Tell how many lines carry the word "selector"; the reply is the number and nothing else.

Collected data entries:
━━━━━━━━━━━━━━━━

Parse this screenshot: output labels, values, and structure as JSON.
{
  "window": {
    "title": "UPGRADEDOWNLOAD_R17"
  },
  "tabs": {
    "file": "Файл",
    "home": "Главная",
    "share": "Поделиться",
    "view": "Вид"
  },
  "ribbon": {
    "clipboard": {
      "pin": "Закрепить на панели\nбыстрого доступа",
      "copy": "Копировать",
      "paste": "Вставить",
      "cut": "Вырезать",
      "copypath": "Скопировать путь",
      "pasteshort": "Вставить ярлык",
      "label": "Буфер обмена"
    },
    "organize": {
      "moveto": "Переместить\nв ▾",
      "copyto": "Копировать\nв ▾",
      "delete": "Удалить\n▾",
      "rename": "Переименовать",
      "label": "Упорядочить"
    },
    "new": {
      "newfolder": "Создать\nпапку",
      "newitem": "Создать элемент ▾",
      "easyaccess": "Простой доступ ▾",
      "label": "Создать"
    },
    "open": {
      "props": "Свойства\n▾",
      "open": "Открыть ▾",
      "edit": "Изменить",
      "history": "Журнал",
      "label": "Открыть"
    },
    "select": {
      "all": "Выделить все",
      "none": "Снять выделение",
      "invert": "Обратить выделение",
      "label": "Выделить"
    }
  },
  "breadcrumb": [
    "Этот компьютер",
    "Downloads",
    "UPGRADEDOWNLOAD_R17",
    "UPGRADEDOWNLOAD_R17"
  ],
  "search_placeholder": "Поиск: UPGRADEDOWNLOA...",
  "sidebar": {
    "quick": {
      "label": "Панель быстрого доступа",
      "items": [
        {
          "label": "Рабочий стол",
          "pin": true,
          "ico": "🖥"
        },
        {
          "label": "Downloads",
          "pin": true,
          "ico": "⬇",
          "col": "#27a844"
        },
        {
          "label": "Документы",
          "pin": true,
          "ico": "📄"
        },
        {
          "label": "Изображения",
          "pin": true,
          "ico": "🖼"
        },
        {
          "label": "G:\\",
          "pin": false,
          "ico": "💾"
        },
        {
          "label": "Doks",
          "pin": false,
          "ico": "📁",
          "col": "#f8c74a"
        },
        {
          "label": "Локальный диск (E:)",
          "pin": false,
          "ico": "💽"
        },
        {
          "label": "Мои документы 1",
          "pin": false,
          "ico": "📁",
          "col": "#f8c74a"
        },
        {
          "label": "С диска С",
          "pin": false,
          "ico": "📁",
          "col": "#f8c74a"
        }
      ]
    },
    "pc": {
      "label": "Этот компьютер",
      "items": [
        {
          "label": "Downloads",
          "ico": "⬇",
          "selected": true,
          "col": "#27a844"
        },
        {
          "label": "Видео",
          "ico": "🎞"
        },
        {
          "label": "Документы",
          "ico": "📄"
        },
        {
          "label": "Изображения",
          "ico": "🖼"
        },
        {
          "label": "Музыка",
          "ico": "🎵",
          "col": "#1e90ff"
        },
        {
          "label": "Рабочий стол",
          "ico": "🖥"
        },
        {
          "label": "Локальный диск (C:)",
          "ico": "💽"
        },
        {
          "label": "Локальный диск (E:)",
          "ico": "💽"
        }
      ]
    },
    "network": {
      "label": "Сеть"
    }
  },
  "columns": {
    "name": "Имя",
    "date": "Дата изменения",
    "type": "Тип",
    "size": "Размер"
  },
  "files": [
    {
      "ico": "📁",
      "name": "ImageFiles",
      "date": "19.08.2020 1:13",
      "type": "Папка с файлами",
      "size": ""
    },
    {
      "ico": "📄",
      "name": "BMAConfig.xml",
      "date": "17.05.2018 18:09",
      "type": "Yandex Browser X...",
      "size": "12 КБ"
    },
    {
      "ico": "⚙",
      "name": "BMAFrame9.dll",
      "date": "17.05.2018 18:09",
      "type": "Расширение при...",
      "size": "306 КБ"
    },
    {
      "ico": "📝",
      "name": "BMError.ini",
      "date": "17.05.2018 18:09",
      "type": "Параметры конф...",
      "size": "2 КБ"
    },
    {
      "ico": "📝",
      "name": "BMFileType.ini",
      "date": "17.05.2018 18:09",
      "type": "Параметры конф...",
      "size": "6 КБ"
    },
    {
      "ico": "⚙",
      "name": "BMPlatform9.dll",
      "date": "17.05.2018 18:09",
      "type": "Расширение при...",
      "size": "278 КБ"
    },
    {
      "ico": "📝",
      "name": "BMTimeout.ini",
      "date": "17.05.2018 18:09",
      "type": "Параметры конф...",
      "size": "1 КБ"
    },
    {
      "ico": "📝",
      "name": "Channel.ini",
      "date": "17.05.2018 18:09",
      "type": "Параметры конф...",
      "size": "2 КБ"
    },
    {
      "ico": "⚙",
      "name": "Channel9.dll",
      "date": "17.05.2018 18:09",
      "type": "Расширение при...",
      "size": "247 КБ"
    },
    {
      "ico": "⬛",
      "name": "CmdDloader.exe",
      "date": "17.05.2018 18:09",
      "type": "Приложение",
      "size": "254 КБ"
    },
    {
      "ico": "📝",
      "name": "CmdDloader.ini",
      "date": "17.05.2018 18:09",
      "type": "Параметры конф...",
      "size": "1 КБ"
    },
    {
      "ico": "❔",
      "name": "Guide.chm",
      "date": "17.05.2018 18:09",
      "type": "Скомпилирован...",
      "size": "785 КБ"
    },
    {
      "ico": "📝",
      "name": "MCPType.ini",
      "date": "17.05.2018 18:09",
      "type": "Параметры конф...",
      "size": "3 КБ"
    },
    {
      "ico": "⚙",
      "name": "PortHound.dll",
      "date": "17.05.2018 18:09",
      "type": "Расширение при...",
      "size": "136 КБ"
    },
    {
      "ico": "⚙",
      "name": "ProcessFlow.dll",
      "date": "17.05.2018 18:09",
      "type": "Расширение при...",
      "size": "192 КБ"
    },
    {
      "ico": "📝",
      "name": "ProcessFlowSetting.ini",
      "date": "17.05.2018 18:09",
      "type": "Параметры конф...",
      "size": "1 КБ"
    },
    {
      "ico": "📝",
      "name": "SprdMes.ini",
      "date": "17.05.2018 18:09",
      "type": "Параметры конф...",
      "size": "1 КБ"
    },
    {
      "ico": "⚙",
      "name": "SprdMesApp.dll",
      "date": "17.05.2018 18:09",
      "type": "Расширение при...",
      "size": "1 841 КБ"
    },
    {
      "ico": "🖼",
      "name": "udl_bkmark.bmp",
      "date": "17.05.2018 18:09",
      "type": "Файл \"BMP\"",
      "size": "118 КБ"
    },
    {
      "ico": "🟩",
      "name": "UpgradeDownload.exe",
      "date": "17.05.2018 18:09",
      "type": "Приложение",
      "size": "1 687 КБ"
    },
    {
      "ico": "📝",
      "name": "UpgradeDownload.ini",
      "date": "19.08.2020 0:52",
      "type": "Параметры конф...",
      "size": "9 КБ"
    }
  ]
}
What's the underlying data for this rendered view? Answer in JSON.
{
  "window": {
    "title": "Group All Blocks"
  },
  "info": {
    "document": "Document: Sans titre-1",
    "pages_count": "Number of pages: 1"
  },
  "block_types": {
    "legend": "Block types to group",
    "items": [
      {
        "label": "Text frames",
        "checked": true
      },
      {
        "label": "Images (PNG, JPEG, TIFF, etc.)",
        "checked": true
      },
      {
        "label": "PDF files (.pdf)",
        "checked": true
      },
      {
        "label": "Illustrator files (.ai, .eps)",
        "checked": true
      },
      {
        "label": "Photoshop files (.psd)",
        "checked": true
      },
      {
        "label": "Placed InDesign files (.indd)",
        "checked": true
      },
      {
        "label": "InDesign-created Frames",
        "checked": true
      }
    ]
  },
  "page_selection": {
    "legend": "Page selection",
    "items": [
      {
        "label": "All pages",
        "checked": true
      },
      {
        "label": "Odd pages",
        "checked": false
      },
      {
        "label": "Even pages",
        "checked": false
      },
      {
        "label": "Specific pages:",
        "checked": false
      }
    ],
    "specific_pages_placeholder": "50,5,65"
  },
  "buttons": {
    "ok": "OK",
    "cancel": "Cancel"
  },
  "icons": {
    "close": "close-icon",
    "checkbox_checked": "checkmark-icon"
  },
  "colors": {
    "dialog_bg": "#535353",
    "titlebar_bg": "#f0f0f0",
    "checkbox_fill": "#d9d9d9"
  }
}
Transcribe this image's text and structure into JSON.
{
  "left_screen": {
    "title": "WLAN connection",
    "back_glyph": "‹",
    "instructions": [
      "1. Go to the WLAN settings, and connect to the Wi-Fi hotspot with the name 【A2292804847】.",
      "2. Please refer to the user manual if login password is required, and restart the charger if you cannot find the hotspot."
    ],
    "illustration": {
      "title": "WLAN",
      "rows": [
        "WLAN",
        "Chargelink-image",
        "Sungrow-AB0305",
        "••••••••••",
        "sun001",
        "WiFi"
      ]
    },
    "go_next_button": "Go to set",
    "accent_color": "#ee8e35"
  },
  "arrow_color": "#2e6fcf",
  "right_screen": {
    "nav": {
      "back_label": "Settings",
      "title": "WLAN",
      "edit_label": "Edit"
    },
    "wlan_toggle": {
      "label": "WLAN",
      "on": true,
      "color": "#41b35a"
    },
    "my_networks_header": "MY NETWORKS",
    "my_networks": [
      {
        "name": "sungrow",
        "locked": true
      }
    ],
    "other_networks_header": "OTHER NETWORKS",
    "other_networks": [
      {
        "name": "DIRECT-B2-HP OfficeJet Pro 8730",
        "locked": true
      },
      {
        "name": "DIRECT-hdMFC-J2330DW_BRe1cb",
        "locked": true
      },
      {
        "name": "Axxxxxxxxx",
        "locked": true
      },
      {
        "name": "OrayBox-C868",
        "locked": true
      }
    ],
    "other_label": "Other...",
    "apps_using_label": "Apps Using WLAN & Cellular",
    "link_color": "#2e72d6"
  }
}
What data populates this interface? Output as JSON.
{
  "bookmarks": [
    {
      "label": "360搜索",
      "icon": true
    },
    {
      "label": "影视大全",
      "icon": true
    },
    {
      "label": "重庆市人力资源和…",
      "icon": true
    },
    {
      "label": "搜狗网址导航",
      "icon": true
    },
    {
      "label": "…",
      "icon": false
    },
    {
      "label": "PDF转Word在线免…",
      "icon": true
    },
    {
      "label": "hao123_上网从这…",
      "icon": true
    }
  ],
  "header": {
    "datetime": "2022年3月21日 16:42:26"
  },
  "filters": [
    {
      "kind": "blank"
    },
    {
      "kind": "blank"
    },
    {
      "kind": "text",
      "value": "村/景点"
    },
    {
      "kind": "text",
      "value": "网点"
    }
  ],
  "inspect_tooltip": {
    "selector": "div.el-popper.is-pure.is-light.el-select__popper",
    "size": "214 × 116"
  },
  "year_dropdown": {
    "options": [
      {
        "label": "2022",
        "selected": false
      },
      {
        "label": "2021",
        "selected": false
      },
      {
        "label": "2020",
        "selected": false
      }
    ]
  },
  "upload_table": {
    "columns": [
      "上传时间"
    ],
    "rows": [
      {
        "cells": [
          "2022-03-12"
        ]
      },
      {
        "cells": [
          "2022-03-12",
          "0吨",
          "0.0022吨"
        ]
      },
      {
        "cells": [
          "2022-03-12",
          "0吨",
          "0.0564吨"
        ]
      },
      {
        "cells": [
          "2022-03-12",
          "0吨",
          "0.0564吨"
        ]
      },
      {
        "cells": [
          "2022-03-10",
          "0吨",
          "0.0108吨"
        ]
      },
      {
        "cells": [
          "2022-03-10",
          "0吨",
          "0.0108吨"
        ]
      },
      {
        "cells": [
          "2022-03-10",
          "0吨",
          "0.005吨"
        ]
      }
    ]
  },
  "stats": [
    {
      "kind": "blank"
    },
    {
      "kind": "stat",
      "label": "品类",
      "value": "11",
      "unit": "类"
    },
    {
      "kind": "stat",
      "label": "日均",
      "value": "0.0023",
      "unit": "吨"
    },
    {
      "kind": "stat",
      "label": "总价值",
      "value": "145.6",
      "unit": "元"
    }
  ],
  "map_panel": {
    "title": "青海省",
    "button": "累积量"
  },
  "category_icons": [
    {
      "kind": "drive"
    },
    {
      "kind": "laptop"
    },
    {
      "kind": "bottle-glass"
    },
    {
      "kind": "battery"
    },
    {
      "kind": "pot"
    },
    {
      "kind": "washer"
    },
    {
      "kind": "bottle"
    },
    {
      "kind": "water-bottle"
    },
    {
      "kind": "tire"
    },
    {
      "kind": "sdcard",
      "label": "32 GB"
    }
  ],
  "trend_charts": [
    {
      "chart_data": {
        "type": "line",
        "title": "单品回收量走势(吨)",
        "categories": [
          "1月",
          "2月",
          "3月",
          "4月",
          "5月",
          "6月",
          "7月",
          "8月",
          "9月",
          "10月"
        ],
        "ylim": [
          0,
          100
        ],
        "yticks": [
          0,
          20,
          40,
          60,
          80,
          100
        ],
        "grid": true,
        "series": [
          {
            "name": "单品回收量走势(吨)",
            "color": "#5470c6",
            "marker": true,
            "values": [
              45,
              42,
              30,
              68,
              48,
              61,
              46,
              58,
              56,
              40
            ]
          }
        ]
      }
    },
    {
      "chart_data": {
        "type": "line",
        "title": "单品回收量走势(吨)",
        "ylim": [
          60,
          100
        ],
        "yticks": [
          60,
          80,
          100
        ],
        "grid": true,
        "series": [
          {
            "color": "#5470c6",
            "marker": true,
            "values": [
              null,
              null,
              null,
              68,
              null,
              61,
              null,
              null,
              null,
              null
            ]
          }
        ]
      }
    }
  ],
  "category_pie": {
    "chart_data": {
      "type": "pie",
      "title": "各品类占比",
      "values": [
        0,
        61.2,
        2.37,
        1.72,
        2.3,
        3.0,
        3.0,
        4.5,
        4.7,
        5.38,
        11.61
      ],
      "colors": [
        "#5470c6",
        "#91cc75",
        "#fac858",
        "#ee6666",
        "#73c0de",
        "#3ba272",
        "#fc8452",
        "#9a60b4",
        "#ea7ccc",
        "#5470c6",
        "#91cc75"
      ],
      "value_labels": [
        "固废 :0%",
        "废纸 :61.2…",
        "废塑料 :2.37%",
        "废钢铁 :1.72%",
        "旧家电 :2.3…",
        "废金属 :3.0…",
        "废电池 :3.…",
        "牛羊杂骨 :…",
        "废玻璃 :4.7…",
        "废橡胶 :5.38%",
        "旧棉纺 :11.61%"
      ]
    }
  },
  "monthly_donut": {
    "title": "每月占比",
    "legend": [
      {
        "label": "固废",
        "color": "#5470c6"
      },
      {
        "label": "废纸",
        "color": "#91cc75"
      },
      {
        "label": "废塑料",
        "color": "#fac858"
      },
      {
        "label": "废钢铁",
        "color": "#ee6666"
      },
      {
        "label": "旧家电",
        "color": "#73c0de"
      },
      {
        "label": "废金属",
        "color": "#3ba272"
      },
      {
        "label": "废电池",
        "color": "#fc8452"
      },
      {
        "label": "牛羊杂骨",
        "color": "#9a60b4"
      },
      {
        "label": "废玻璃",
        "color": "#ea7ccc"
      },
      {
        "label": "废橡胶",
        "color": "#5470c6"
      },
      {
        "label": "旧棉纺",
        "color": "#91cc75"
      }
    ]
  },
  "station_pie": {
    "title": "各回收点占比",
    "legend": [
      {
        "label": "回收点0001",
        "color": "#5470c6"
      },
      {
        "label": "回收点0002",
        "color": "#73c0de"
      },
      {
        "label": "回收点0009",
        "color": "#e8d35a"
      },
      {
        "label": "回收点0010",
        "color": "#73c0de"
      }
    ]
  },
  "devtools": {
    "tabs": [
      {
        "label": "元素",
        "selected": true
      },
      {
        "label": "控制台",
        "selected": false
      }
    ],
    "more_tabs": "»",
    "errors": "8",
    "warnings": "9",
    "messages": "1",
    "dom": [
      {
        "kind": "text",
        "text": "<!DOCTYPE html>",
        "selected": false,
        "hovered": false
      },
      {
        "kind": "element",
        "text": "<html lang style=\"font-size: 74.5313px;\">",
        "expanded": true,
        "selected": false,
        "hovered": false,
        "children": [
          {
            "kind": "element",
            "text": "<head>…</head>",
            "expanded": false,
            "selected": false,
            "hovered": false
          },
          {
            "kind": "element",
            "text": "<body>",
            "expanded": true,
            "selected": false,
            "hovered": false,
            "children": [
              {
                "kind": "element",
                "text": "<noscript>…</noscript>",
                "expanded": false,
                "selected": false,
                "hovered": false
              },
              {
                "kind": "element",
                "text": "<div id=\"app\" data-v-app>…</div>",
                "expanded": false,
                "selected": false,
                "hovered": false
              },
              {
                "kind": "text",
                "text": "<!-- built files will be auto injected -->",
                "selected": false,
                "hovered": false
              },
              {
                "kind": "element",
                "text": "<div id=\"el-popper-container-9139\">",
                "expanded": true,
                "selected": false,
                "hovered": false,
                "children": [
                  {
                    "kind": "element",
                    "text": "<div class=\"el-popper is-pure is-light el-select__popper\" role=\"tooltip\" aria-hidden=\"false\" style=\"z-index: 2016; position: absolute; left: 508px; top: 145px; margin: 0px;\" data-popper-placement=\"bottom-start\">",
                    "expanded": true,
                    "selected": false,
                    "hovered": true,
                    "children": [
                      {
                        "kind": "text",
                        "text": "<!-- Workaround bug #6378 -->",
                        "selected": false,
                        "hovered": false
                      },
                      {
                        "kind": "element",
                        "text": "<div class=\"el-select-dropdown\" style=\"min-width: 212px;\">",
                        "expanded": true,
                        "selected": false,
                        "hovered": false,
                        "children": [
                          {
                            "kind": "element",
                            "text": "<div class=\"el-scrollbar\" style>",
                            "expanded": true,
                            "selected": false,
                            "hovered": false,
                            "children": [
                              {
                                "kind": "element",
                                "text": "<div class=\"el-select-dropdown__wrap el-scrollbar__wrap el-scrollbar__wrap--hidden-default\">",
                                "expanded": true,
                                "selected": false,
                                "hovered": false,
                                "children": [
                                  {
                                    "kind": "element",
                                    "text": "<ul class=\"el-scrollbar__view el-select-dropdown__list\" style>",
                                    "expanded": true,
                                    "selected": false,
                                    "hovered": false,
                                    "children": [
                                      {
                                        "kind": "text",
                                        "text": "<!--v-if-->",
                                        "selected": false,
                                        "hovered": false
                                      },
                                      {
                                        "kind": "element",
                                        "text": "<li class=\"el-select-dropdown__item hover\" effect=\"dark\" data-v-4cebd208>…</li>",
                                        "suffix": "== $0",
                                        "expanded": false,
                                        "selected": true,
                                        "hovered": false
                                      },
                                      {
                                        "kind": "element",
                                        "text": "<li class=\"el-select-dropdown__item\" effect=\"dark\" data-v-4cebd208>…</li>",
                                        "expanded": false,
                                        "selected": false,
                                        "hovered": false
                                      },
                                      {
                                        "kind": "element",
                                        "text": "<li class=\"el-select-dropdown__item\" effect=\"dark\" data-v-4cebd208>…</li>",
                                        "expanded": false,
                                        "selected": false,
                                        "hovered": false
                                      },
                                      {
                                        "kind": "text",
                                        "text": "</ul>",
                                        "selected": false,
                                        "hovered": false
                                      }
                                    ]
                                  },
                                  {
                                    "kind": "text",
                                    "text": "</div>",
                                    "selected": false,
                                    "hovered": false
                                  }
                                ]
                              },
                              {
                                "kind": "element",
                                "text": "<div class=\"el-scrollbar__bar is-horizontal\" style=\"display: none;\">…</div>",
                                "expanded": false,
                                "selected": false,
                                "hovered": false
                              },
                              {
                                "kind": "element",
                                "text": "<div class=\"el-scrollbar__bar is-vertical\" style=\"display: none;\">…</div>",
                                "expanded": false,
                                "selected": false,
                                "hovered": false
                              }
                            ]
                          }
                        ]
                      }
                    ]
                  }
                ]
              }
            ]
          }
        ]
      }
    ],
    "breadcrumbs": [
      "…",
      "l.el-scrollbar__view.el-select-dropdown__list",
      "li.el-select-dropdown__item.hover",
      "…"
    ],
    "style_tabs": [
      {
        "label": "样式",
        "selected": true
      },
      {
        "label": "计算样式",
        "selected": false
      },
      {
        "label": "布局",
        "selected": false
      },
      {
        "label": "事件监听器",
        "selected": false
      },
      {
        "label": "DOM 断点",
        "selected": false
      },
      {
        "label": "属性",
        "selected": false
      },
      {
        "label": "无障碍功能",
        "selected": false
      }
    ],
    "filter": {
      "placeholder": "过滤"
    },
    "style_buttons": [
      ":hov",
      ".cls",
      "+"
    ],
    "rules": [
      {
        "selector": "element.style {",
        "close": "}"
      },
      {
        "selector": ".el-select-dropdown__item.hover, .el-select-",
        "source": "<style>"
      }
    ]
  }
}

━━━━━━━━━━━━━━━━

__ANSWER TO THE TASK__
3